■ Challenge:
Quote all of the data that follows exactly as written, skipping the images.

■ Extracted data:
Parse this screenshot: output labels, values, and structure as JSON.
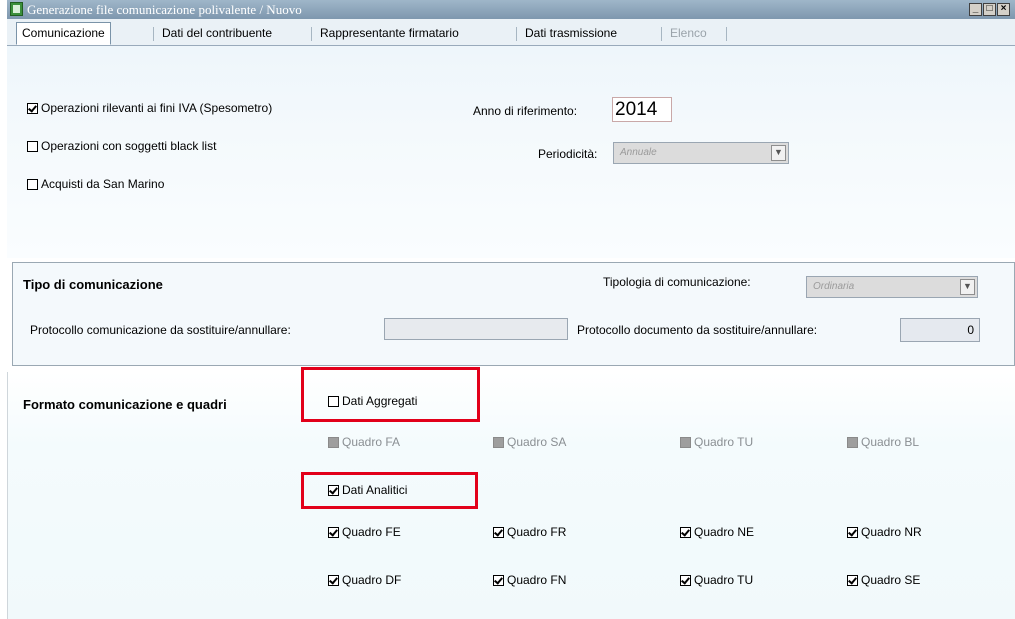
{
  "window": {
    "title": "Generazione file comunicazione polivalente / Nuovo",
    "controls": {
      "minimize": "_",
      "maximize": "□",
      "close": "×"
    }
  },
  "tabs": [
    {
      "label": "Comunicazione",
      "active": true
    },
    {
      "label": "Dati del contribuente"
    },
    {
      "label": "Rappresentante firmatario"
    },
    {
      "label": "Dati trasmissione"
    },
    {
      "label": "Elenco",
      "disabled": true
    }
  ],
  "comunicazione": {
    "checkboxes": [
      {
        "label": "Operazioni rilevanti ai fini IVA (Spesometro)",
        "checked": true
      },
      {
        "label": "Operazioni con soggetti black list",
        "checked": false
      },
      {
        "label": "Acquisti da San Marino",
        "checked": false
      }
    ],
    "anno_label": "Anno di riferimento:",
    "anno_value": "2014",
    "periodicita_label": "Periodicità:",
    "periodicita_value": "Annuale"
  },
  "tipo": {
    "heading": "Tipo di comunicazione",
    "tipologia_label": "Tipologia di comunicazione:",
    "tipologia_value": "Ordinaria",
    "protocollo_comunicazione_label": "Protocollo comunicazione da sostituire/annullare:",
    "protocollo_comunicazione_value": "",
    "protocollo_documento_label": "Protocollo documento da sostituire/annullare:",
    "protocollo_documento_value": "0"
  },
  "formato": {
    "heading": "Formato comunicazione e quadri",
    "dati_aggregati": {
      "label": "Dati Aggregati",
      "checked": false
    },
    "aggregati_quadri": [
      {
        "label": "Quadro FA",
        "checked": false
      },
      {
        "label": "Quadro SA",
        "checked": false
      },
      {
        "label": "Quadro TU",
        "checked": false
      },
      {
        "label": "Quadro BL",
        "checked": false
      }
    ],
    "dati_analitici": {
      "label": "Dati Analitici",
      "checked": true
    },
    "analitici_row1": [
      {
        "label": "Quadro FE",
        "checked": true
      },
      {
        "label": "Quadro FR",
        "checked": true
      },
      {
        "label": "Quadro NE",
        "checked": true
      },
      {
        "label": "Quadro NR",
        "checked": true
      }
    ],
    "analitici_row2": [
      {
        "label": "Quadro DF",
        "checked": true
      },
      {
        "label": "Quadro FN",
        "checked": true
      },
      {
        "label": "Quadro TU",
        "checked": true
      },
      {
        "label": "Quadro SE",
        "checked": true
      }
    ]
  },
  "colors": {
    "highlight": "#e2001a",
    "titlebar": "#8ba3b8",
    "panel": "#f4f9fc"
  }
}
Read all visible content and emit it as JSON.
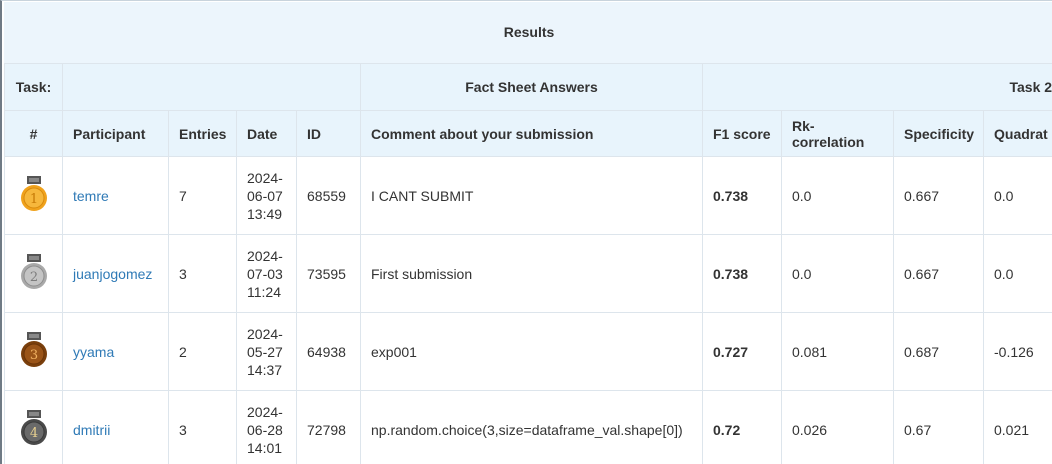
{
  "title": "Results",
  "header_row1": {
    "task_label": "Task:",
    "fact_sheet": "Fact Sheet Answers",
    "task2": "Task 2"
  },
  "columns": [
    "#",
    "Participant",
    "Entries",
    "Date",
    "ID",
    "Comment about your submission",
    "F1 score",
    "Rk-correlation",
    "Specificity",
    "Quadrat"
  ],
  "rows": [
    {
      "medal": "gold-medal-icon",
      "rank": "1",
      "participant": "temre",
      "entries": "7",
      "date": [
        "2024-",
        "06-07",
        "13:49"
      ],
      "id": "68559",
      "comment": "I CANT SUBMIT",
      "f1": "0.738",
      "rk": "0.0",
      "spec": "0.667",
      "quad": "0.0"
    },
    {
      "medal": "silver-medal-icon",
      "rank": "2",
      "participant": "juanjogomez",
      "entries": "3",
      "date": [
        "2024-",
        "07-03",
        "11:24"
      ],
      "id": "73595",
      "comment": "First submission",
      "f1": "0.738",
      "rk": "0.0",
      "spec": "0.667",
      "quad": "0.0"
    },
    {
      "medal": "bronze-medal-icon",
      "rank": "3",
      "participant": "yyama",
      "entries": "2",
      "date": [
        "2024-",
        "05-27",
        "14:37"
      ],
      "id": "64938",
      "comment": "exp001",
      "f1": "0.727",
      "rk": "0.081",
      "spec": "0.687",
      "quad": "-0.126"
    },
    {
      "medal": "fourth-medal-icon",
      "rank": "4",
      "participant": "dmitrii",
      "entries": "3",
      "date": [
        "2024-",
        "06-28",
        "14:01"
      ],
      "id": "72798",
      "comment": "np.random.choice(3,size=dataframe_val.shape[0])",
      "f1": "0.72",
      "rk": "0.026",
      "spec": "0.67",
      "quad": "0.021"
    }
  ],
  "colors": {
    "gold": "#f0a21c",
    "silver": "#a9a9a9",
    "bronze": "#8a4c12",
    "fourth": "#5a5a5a",
    "link": "#2f7ab6",
    "header_bg": "#e8f4fc"
  }
}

■ Task result:
Parse this screenshot: output labels, values, and structure as JSON.
{
  "window": {
    "title": "Generazione file comunicazione polivalente / Nuovo",
    "controls": {
      "minimize": "_",
      "maximize": "□",
      "close": "×"
    }
  },
  "tabs": [
    {
      "label": "Comunicazione",
      "active": true
    },
    {
      "label": "Dati del contribuente"
    },
    {
      "label": "Rappresentante firmatario"
    },
    {
      "label": "Dati trasmissione"
    },
    {
      "label": "Elenco",
      "disabled": true
    }
  ],
  "comunicazione": {
    "checkboxes": [
      {
        "label": "Operazioni rilevanti ai fini IVA (Spesometro)",
        "checked": true
      },
      {
        "label": "Operazioni con soggetti black list",
        "checked": false
      },
      {
        "label": "Acquisti da San Marino",
        "checked": false
      }
    ],
    "anno_label": "Anno di riferimento:",
    "anno_value": "2014",
    "periodicita_label": "Periodicità:",
    "periodicita_value": "Annuale"
  },
  "tipo": {
    "heading": "Tipo di comunicazione",
    "tipologia_label": "Tipologia di comunicazione:",
    "tipologia_value": "Ordinaria",
    "protocollo_comunicazione_label": "Protocollo comunicazione da sostituire/annullare:",
    "protocollo_comunicazione_value": "",
    "protocollo_documento_label": "Protocollo documento da sostituire/annullare:",
    "protocollo_documento_value": "0"
  },
  "formato": {
    "heading": "Formato comunicazione e quadri",
    "dati_aggregati": {
      "label": "Dati Aggregati",
      "checked": false
    },
    "aggregati_quadri": [
      {
        "label": "Quadro FA",
        "checked": false
      },
      {
        "label": "Quadro SA",
        "checked": false
      },
      {
        "label": "Quadro TU",
        "checked": false
      },
      {
        "label": "Quadro BL",
        "checked": false
      }
    ],
    "dati_analitici": {
      "label": "Dati Analitici",
      "checked": true
    },
    "analitici_row1": [
      {
        "label": "Quadro FE",
        "checked": true
      },
      {
        "label": "Quadro FR",
        "checked": true
      },
      {
        "label": "Quadro NE",
        "checked": true
      },
      {
        "label": "Quadro NR",
        "checked": true
      }
    ],
    "analitici_row2": [
      {
        "label": "Quadro DF",
        "checked": true
      },
      {
        "label": "Quadro FN",
        "checked": true
      },
      {
        "label": "Quadro TU",
        "checked": true
      },
      {
        "label": "Quadro SE",
        "checked": true
      }
    ]
  },
  "colors": {
    "highlight": "#e2001a",
    "titlebar": "#8ba3b8",
    "panel": "#f4f9fc"
  }
}
Read all visible content and emit it as JSON.
{
  "title": "Results",
  "header_row1": {
    "task_label": "Task:",
    "fact_sheet": "Fact Sheet Answers",
    "task2": "Task 2"
  },
  "columns": [
    "#",
    "Participant",
    "Entries",
    "Date",
    "ID",
    "Comment about your submission",
    "F1 score",
    "Rk-correlation",
    "Specificity",
    "Quadrat"
  ],
  "rows": [
    {
      "medal": "gold-medal-icon",
      "rank": "1",
      "participant": "temre",
      "entries": "7",
      "date": [
        "2024-",
        "06-07",
        "13:49"
      ],
      "id": "68559",
      "comment": "I CANT SUBMIT",
      "f1": "0.738",
      "rk": "0.0",
      "spec": "0.667",
      "quad": "0.0"
    },
    {
      "medal": "silver-medal-icon",
      "rank": "2",
      "participant": "juanjogomez",
      "entries": "3",
      "date": [
        "2024-",
        "07-03",
        "11:24"
      ],
      "id": "73595",
      "comment": "First submission",
      "f1": "0.738",
      "rk": "0.0",
      "spec": "0.667",
      "quad": "0.0"
    },
    {
      "medal": "bronze-medal-icon",
      "rank": "3",
      "participant": "yyama",
      "entries": "2",
      "date": [
        "2024-",
        "05-27",
        "14:37"
      ],
      "id": "64938",
      "comment": "exp001",
      "f1": "0.727",
      "rk": "0.081",
      "spec": "0.687",
      "quad": "-0.126"
    },
    {
      "medal": "fourth-medal-icon",
      "rank": "4",
      "participant": "dmitrii",
      "entries": "3",
      "date": [
        "2024-",
        "06-28",
        "14:01"
      ],
      "id": "72798",
      "comment": "np.random.choice(3,size=dataframe_val.shape[0])",
      "f1": "0.72",
      "rk": "0.026",
      "spec": "0.67",
      "quad": "0.021"
    }
  ],
  "colors": {
    "gold": "#f0a21c",
    "silver": "#a9a9a9",
    "bronze": "#8a4c12",
    "fourth": "#5a5a5a",
    "link": "#2f7ab6",
    "header_bg": "#e8f4fc"
  }
}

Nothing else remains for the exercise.